* begin Dataset entries *
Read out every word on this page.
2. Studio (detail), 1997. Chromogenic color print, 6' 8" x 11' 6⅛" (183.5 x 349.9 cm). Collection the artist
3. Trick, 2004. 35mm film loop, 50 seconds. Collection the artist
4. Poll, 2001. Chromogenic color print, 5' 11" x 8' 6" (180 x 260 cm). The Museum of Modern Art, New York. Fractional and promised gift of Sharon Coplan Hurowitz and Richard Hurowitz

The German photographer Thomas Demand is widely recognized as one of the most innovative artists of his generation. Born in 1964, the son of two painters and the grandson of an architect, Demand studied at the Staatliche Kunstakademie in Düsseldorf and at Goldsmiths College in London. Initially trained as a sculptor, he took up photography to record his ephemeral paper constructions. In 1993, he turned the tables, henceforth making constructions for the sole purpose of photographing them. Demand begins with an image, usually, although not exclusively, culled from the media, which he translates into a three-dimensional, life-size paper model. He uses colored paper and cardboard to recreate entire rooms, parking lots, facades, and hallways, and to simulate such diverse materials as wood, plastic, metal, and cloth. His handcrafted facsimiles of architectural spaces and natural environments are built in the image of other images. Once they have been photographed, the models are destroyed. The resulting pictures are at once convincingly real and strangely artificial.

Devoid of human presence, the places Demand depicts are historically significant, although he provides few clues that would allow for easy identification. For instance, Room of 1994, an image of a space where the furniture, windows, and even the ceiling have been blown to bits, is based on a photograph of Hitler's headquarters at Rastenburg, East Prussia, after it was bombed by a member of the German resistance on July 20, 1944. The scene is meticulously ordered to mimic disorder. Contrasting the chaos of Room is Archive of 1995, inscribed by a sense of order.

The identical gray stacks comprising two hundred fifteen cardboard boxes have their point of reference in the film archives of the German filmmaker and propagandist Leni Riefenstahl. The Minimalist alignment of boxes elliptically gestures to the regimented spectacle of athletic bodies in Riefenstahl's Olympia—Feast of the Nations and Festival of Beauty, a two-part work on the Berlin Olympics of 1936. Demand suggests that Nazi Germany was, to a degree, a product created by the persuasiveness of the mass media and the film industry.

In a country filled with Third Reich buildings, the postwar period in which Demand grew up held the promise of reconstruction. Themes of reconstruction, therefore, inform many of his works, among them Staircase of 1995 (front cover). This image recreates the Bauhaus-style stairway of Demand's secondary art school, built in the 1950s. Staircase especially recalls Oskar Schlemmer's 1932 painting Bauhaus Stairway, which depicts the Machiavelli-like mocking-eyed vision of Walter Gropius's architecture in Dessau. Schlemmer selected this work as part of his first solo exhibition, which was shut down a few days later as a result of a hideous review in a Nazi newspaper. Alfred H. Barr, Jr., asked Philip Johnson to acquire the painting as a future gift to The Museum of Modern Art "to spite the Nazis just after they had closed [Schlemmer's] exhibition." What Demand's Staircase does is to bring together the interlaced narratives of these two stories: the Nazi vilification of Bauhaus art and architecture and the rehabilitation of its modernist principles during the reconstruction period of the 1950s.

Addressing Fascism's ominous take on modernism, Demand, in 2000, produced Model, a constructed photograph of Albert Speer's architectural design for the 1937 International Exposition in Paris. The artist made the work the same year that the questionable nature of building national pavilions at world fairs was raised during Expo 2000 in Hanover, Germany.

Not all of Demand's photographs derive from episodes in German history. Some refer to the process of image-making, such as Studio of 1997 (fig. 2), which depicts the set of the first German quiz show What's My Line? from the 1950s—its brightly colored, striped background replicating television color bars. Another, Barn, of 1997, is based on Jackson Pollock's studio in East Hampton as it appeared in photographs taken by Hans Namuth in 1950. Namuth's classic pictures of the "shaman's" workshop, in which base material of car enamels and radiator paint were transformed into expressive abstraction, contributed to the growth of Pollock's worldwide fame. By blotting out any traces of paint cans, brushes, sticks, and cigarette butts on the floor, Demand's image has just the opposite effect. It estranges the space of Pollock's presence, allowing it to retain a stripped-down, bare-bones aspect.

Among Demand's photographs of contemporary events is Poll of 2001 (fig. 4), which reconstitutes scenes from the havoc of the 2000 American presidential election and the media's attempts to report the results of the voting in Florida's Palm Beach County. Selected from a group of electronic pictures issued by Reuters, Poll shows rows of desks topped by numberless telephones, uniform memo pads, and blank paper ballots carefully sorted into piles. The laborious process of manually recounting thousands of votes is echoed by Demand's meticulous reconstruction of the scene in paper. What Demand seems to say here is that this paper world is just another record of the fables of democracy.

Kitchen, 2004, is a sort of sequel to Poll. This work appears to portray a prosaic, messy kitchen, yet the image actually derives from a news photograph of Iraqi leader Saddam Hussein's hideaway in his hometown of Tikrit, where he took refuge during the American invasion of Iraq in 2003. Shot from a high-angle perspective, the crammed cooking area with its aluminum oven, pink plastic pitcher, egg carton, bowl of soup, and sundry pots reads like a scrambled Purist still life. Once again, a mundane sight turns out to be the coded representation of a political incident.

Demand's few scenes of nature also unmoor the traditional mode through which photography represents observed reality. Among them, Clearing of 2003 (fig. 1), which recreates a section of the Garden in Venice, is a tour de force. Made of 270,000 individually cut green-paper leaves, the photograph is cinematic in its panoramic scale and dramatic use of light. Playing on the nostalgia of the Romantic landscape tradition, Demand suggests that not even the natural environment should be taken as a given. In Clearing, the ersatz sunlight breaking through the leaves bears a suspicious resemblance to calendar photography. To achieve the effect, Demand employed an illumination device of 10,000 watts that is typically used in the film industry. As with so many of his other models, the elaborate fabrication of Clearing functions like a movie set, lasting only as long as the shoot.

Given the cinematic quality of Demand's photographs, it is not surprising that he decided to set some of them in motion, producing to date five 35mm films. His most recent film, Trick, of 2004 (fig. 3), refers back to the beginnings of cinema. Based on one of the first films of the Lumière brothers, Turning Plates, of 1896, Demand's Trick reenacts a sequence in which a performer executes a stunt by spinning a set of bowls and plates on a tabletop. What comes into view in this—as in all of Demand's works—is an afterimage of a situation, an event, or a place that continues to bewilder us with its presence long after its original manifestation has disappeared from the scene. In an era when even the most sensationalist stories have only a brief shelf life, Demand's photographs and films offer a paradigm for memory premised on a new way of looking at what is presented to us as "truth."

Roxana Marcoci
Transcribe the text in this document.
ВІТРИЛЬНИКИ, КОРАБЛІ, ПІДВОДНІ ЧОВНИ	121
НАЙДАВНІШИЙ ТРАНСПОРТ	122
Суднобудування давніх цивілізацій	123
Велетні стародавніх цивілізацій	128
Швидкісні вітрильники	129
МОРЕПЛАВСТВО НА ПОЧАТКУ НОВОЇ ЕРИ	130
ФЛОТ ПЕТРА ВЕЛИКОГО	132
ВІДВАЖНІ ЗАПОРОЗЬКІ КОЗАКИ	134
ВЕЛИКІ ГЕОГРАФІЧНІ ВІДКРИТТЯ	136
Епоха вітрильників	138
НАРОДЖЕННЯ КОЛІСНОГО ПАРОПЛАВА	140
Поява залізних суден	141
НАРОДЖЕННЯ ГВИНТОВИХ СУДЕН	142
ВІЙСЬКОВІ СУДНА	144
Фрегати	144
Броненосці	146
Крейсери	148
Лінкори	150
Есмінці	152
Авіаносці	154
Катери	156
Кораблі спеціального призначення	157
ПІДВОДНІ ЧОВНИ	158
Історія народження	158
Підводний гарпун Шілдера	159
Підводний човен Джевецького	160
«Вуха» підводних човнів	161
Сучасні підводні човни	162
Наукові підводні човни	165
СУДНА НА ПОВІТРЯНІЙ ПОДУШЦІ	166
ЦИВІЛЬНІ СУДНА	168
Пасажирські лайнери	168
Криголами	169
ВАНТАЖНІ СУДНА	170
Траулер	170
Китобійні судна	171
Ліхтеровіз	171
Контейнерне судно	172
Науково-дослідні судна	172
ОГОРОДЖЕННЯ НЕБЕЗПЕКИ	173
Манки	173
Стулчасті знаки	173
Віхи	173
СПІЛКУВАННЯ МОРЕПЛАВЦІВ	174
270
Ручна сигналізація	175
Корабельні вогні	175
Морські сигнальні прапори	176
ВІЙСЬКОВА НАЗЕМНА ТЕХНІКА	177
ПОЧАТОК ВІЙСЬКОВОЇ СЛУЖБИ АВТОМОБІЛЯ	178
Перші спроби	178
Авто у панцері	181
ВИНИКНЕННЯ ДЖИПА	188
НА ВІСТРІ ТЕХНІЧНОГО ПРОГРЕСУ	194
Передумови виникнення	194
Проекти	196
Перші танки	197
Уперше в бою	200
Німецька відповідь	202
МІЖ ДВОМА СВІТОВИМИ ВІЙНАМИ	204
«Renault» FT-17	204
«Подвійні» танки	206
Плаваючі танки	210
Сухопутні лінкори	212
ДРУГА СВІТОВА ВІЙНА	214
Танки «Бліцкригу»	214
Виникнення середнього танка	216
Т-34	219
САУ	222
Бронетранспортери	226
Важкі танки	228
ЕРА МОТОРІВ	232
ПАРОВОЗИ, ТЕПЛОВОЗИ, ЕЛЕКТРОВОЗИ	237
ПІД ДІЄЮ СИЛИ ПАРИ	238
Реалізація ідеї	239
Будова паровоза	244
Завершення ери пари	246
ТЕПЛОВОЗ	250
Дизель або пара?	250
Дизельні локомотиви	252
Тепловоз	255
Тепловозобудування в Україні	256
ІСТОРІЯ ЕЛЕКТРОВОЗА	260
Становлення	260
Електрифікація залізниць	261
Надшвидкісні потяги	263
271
* end Dataset entries *
*The request*:
Set down, exactly and in full, the lines from the one containing "Transcribe the text in this document." through the end of the entries; no other line belongs.

*Result*:
Transcribe the text in this document.
ВІТРИЛЬНИКИ, КОРАБЛІ, ПІДВОДНІ ЧОВНИ	121
НАЙДАВНІШИЙ ТРАНСПОРТ	122
Суднобудування давніх цивілізацій	123
Велетні стародавніх цивілізацій	128
Швидкісні вітрильники	129
МОРЕПЛАВСТВО НА ПОЧАТКУ НОВОЇ ЕРИ	130
ФЛОТ ПЕТРА ВЕЛИКОГО	132
ВІДВАЖНІ ЗАПОРОЗЬКІ КОЗАКИ	134
ВЕЛИКІ ГЕОГРАФІЧНІ ВІДКРИТТЯ	136
Епоха вітрильників	138
НАРОДЖЕННЯ КОЛІСНОГО ПАРОПЛАВА	140
Поява залізних суден	141
НАРОДЖЕННЯ ГВИНТОВИХ СУДЕН	142
ВІЙСЬКОВІ СУДНА	144
Фрегати	144
Броненосці	146
Крейсери	148
Лінкори	150
Есмінці	152
Авіаносці	154
Катери	156
Кораблі спеціального призначення	157
ПІДВОДНІ ЧОВНИ	158
Історія народження	158
Підводний гарпун Шілдера	159
Підводний човен Джевецького	160
«Вуха» підводних човнів	161
Сучасні підводні човни	162
Наукові підводні човни	165
СУДНА НА ПОВІТРЯНІЙ ПОДУШЦІ	166
ЦИВІЛЬНІ СУДНА	168
Пасажирські лайнери	168
Криголами	169
ВАНТАЖНІ СУДНА	170
Траулер	170
Китобійні судна	171
Ліхтеровіз	171
Контейнерне судно	172
Науково-дослідні судна	172
ОГОРОДЖЕННЯ НЕБЕЗПЕКИ	173
Манки	173
Стулчасті знаки	173
Віхи	173
СПІЛКУВАННЯ МОРЕПЛАВЦІВ	174
270
Ручна сигналізація	175
Корабельні вогні	175
Морські сигнальні прапори	176
ВІЙСЬКОВА НАЗЕМНА ТЕХНІКА	177
ПОЧАТОК ВІЙСЬКОВОЇ СЛУЖБИ АВТОМОБІЛЯ	178
Перші спроби	178
Авто у панцері	181
ВИНИКНЕННЯ ДЖИПА	188
НА ВІСТРІ ТЕХНІЧНОГО ПРОГРЕСУ	194
Передумови виникнення	194
Проекти	196
Перші танки	197
Уперше в бою	200
Німецька відповідь	202
МІЖ ДВОМА СВІТОВИМИ ВІЙНАМИ	204
«Renault» FT-17	204
«Подвійні» танки	206
Плаваючі танки	210
Сухопутні лінкори	212
ДРУГА СВІТОВА ВІЙНА	214
Танки «Бліцкригу»	214
Виникнення середнього танка	216
Т-34	219
САУ	222
Бронетранспортери	226
Важкі танки	228
ЕРА МОТОРІВ	232
ПАРОВОЗИ, ТЕПЛОВОЗИ, ЕЛЕКТРОВОЗИ	237
ПІД ДІЄЮ СИЛИ ПАРИ	238
Реалізація ідеї	239
Будова паровоза	244
Завершення ери пари	246
ТЕПЛОВОЗ	250
Дизель або пара?	250
Дизельні локомотиви	252
Тепловоз	255
Тепловозобудування в Україні	256
ІСТОРІЯ ЕЛЕКТРОВОЗА	260
Становлення	260
Електрифікація залізниць	261
Надшвидкісні потяги	263
271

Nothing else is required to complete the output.